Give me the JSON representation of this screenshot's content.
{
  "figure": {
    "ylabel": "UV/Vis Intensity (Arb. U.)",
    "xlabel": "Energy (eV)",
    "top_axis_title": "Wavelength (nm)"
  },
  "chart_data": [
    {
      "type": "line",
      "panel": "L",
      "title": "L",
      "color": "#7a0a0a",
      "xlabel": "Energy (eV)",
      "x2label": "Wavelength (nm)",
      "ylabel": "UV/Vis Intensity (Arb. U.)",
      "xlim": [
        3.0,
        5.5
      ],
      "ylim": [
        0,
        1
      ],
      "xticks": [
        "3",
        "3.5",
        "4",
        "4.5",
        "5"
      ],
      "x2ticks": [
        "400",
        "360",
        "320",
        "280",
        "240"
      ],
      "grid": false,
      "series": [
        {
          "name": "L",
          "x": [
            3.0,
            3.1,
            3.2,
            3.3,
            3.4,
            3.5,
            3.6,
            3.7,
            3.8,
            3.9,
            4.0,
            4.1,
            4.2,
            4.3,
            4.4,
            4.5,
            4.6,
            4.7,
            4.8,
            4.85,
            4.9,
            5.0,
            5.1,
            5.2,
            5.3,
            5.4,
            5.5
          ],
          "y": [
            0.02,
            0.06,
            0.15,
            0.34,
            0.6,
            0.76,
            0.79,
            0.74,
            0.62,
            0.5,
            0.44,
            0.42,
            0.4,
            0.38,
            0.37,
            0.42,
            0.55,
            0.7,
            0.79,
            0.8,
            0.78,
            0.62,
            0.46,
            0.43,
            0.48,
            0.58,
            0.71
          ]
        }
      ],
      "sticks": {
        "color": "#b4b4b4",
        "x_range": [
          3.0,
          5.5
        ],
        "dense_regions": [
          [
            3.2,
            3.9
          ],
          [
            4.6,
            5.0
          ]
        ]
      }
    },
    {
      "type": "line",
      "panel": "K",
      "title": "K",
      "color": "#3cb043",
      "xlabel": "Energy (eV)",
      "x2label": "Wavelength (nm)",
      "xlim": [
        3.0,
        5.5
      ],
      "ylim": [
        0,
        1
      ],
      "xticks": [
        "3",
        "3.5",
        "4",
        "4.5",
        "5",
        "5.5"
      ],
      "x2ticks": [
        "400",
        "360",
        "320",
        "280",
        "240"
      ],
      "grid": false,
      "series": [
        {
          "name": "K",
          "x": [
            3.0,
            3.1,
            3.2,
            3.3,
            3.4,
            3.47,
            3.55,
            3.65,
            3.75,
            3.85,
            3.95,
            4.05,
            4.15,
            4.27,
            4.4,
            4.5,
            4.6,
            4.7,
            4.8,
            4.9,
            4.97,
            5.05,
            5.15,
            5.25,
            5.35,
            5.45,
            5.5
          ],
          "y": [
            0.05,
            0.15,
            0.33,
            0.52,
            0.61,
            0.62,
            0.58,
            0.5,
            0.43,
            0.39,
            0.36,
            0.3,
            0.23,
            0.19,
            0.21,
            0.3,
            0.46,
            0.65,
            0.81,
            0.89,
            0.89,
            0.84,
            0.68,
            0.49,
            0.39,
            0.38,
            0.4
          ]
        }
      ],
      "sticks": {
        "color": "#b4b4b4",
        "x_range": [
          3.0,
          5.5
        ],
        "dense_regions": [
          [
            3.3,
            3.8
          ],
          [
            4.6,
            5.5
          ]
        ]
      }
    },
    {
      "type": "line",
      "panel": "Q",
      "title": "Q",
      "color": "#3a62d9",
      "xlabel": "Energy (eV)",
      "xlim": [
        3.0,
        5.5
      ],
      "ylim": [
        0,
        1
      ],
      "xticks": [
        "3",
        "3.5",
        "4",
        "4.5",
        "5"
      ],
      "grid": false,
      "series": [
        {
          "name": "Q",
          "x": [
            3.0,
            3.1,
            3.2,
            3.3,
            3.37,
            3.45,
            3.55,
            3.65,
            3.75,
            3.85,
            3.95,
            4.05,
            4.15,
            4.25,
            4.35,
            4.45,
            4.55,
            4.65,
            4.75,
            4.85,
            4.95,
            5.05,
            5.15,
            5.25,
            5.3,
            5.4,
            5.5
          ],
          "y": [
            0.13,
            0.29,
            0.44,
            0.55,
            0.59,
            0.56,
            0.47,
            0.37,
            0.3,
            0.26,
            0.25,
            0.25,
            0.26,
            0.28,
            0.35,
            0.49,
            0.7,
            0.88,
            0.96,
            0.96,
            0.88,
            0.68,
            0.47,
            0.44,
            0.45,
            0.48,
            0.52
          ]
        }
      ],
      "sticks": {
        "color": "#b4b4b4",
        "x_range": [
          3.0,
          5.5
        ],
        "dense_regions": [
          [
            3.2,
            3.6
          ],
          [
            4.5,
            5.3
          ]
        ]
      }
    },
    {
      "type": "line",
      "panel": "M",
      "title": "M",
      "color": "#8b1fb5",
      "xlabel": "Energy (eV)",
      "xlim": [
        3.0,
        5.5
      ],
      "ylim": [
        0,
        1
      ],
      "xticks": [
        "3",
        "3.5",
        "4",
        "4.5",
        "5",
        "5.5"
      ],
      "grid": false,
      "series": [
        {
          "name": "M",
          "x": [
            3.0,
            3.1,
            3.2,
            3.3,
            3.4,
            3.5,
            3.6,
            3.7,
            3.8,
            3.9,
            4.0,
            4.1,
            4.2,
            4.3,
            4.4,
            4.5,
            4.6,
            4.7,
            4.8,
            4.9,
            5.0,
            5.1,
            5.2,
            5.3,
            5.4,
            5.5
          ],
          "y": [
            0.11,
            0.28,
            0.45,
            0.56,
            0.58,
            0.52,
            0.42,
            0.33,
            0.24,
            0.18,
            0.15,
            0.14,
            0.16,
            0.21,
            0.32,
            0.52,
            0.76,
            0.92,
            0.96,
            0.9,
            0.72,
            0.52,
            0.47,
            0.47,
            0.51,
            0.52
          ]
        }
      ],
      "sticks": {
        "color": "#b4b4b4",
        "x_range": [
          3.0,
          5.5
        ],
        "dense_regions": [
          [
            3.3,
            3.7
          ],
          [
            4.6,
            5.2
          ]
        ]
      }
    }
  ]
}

====

- _What to produce_: Reproduce the records above exactly.

- _Expected answer_:
Give me the JSON representation of this screenshot's content.
{
  "figure": {
    "ylabel": "UV/Vis Intensity (Arb. U.)",
    "xlabel": "Energy (eV)",
    "top_axis_title": "Wavelength (nm)"
  },
  "chart_data": [
    {
      "type": "line",
      "panel": "L",
      "title": "L",
      "color": "#7a0a0a",
      "xlabel": "Energy (eV)",
      "x2label": "Wavelength (nm)",
      "ylabel": "UV/Vis Intensity (Arb. U.)",
      "xlim": [
        3.0,
        5.5
      ],
      "ylim": [
        0,
        1
      ],
      "xticks": [
        "3",
        "3.5",
        "4",
        "4.5",
        "5"
      ],
      "x2ticks": [
        "400",
        "360",
        "320",
        "280",
        "240"
      ],
      "grid": false,
      "series": [
        {
          "name": "L",
          "x": [
            3.0,
            3.1,
            3.2,
            3.3,
            3.4,
            3.5,
            3.6,
            3.7,
            3.8,
            3.9,
            4.0,
            4.1,
            4.2,
            4.3,
            4.4,
            4.5,
            4.6,
            4.7,
            4.8,
            4.85,
            4.9,
            5.0,
            5.1,
            5.2,
            5.3,
            5.4,
            5.5
          ],
          "y": [
            0.02,
            0.06,
            0.15,
            0.34,
            0.6,
            0.76,
            0.79,
            0.74,
            0.62,
            0.5,
            0.44,
            0.42,
            0.4,
            0.38,
            0.37,
            0.42,
            0.55,
            0.7,
            0.79,
            0.8,
            0.78,
            0.62,
            0.46,
            0.43,
            0.48,
            0.58,
            0.71
          ]
        }
      ],
      "sticks": {
        "color": "#b4b4b4",
        "x_range": [
          3.0,
          5.5
        ],
        "dense_regions": [
          [
            3.2,
            3.9
          ],
          [
            4.6,
            5.0
          ]
        ]
      }
    },
    {
      "type": "line",
      "panel": "K",
      "title": "K",
      "color": "#3cb043",
      "xlabel": "Energy (eV)",
      "x2label": "Wavelength (nm)",
      "xlim": [
        3.0,
        5.5
      ],
      "ylim": [
        0,
        1
      ],
      "xticks": [
        "3",
        "3.5",
        "4",
        "4.5",
        "5",
        "5.5"
      ],
      "x2ticks": [
        "400",
        "360",
        "320",
        "280",
        "240"
      ],
      "grid": false,
      "series": [
        {
          "name": "K",
          "x": [
            3.0,
            3.1,
            3.2,
            3.3,
            3.4,
            3.47,
            3.55,
            3.65,
            3.75,
            3.85,
            3.95,
            4.05,
            4.15,
            4.27,
            4.4,
            4.5,
            4.6,
            4.7,
            4.8,
            4.9,
            4.97,
            5.05,
            5.15,
            5.25,
            5.35,
            5.45,
            5.5
          ],
          "y": [
            0.05,
            0.15,
            0.33,
            0.52,
            0.61,
            0.62,
            0.58,
            0.5,
            0.43,
            0.39,
            0.36,
            0.3,
            0.23,
            0.19,
            0.21,
            0.3,
            0.46,
            0.65,
            0.81,
            0.89,
            0.89,
            0.84,
            0.68,
            0.49,
            0.39,
            0.38,
            0.4
          ]
        }
      ],
      "sticks": {
        "color": "#b4b4b4",
        "x_range": [
          3.0,
          5.5
        ],
        "dense_regions": [
          [
            3.3,
            3.8
          ],
          [
            4.6,
            5.5
          ]
        ]
      }
    },
    {
      "type": "line",
      "panel": "Q",
      "title": "Q",
      "color": "#3a62d9",
      "xlabel": "Energy (eV)",
      "xlim": [
        3.0,
        5.5
      ],
      "ylim": [
        0,
        1
      ],
      "xticks": [
        "3",
        "3.5",
        "4",
        "4.5",
        "5"
      ],
      "grid": false,
      "series": [
        {
          "name": "Q",
          "x": [
            3.0,
            3.1,
            3.2,
            3.3,
            3.37,
            3.45,
            3.55,
            3.65,
            3.75,
            3.85,
            3.95,
            4.05,
            4.15,
            4.25,
            4.35,
            4.45,
            4.55,
            4.65,
            4.75,
            4.85,
            4.95,
            5.05,
            5.15,
            5.25,
            5.3,
            5.4,
            5.5
          ],
          "y": [
            0.13,
            0.29,
            0.44,
            0.55,
            0.59,
            0.56,
            0.47,
            0.37,
            0.3,
            0.26,
            0.25,
            0.25,
            0.26,
            0.28,
            0.35,
            0.49,
            0.7,
            0.88,
            0.96,
            0.96,
            0.88,
            0.68,
            0.47,
            0.44,
            0.45,
            0.48,
            0.52
          ]
        }
      ],
      "sticks": {
        "color": "#b4b4b4",
        "x_range": [
          3.0,
          5.5
        ],
        "dense_regions": [
          [
            3.2,
            3.6
          ],
          [
            4.5,
            5.3
          ]
        ]
      }
    },
    {
      "type": "line",
      "panel": "M",
      "title": "M",
      "color": "#8b1fb5",
      "xlabel": "Energy (eV)",
      "xlim": [
        3.0,
        5.5
      ],
      "ylim": [
        0,
        1
      ],
      "xticks": [
        "3",
        "3.5",
        "4",
        "4.5",
        "5",
        "5.5"
      ],
      "grid": false,
      "series": [
        {
          "name": "M",
          "x": [
            3.0,
            3.1,
            3.2,
            3.3,
            3.4,
            3.5,
            3.6,
            3.7,
            3.8,
            3.9,
            4.0,
            4.1,
            4.2,
            4.3,
            4.4,
            4.5,
            4.6,
            4.7,
            4.8,
            4.9,
            5.0,
            5.1,
            5.2,
            5.3,
            5.4,
            5.5
          ],
          "y": [
            0.11,
            0.28,
            0.45,
            0.56,
            0.58,
            0.52,
            0.42,
            0.33,
            0.24,
            0.18,
            0.15,
            0.14,
            0.16,
            0.21,
            0.32,
            0.52,
            0.76,
            0.92,
            0.96,
            0.9,
            0.72,
            0.52,
            0.47,
            0.47,
            0.51,
            0.52
          ]
        }
      ],
      "sticks": {
        "color": "#b4b4b4",
        "x_range": [
          3.0,
          5.5
        ],
        "dense_regions": [
          [
            3.3,
            3.7
          ],
          [
            4.6,
            5.2
          ]
        ]
      }
    }
  ]
}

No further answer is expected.